What to work on: Pull out every line in the data that has the string "Science" in it.

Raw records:

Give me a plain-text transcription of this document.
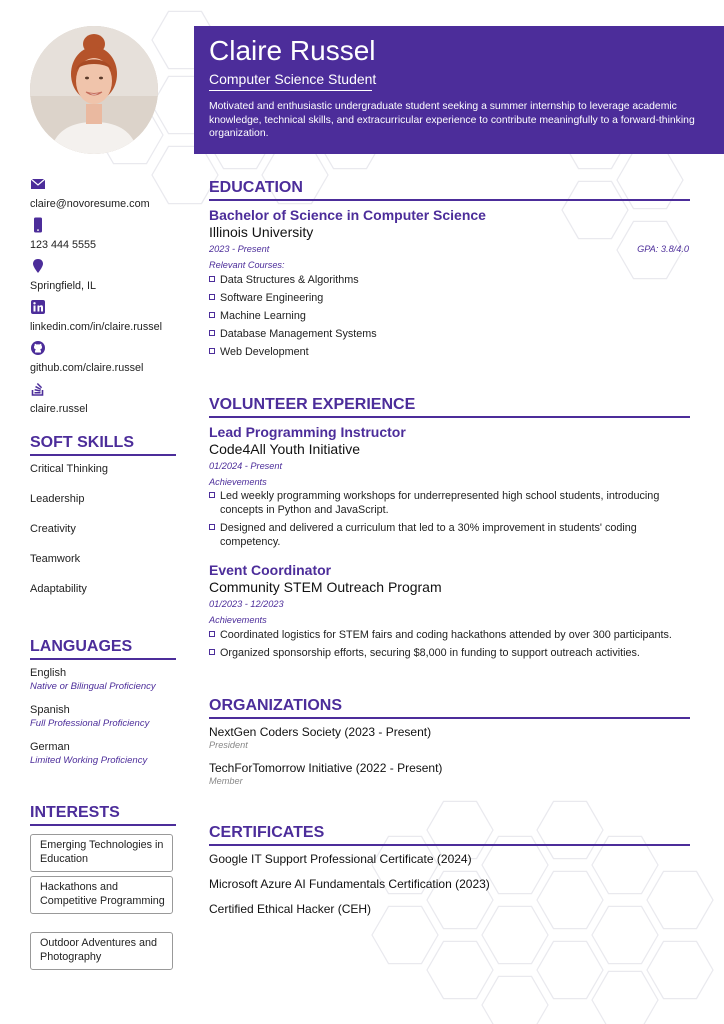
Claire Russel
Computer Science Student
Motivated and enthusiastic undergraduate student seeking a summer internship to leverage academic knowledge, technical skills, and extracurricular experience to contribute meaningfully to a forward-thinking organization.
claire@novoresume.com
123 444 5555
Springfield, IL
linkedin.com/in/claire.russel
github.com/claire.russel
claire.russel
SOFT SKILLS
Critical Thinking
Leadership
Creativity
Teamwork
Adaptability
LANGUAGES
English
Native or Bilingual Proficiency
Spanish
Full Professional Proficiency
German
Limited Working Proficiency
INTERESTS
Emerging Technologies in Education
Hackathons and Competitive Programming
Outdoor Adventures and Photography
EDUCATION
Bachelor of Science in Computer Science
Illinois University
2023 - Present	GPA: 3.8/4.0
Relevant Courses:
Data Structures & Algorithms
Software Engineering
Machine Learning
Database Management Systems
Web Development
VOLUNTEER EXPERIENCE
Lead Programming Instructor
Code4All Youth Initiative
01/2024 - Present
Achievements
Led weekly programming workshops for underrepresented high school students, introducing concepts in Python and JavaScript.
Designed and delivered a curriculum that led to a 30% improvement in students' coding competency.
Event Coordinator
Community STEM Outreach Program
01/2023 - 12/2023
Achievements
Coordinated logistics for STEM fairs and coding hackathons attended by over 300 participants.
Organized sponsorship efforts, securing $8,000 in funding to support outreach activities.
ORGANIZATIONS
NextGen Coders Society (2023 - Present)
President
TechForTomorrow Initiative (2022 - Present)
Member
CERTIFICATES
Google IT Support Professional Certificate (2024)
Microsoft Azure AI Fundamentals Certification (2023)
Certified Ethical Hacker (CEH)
...
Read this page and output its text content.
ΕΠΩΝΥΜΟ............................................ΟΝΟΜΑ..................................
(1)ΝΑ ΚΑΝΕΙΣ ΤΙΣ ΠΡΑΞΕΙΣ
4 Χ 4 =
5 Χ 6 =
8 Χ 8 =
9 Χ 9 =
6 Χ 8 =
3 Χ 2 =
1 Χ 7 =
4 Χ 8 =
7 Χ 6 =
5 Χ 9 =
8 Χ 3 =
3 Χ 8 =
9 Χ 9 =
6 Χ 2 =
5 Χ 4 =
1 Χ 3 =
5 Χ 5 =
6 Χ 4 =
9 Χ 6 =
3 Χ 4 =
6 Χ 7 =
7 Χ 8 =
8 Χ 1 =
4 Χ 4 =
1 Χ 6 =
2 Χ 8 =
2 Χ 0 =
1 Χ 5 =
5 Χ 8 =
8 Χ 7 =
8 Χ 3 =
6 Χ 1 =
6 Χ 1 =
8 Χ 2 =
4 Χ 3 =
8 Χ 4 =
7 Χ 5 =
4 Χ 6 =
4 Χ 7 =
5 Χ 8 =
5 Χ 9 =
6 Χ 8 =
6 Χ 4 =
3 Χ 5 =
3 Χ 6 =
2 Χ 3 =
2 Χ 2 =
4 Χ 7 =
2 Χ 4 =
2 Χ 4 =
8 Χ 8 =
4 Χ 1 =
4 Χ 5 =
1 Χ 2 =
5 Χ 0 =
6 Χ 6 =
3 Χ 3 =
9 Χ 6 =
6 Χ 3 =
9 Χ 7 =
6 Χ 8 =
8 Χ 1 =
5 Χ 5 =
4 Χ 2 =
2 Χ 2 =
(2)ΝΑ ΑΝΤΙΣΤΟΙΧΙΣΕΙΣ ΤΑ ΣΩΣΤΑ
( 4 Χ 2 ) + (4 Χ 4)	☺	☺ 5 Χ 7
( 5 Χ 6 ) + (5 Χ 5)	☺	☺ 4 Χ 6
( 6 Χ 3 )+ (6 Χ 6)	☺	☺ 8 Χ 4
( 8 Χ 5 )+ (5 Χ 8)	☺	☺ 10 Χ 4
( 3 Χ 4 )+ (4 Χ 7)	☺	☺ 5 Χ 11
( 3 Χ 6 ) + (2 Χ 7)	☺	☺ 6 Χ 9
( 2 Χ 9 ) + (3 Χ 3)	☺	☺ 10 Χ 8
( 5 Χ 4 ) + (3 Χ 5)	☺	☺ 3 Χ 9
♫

Solved exercise:
Computer Science Student
Bachelor of Science in Computer Science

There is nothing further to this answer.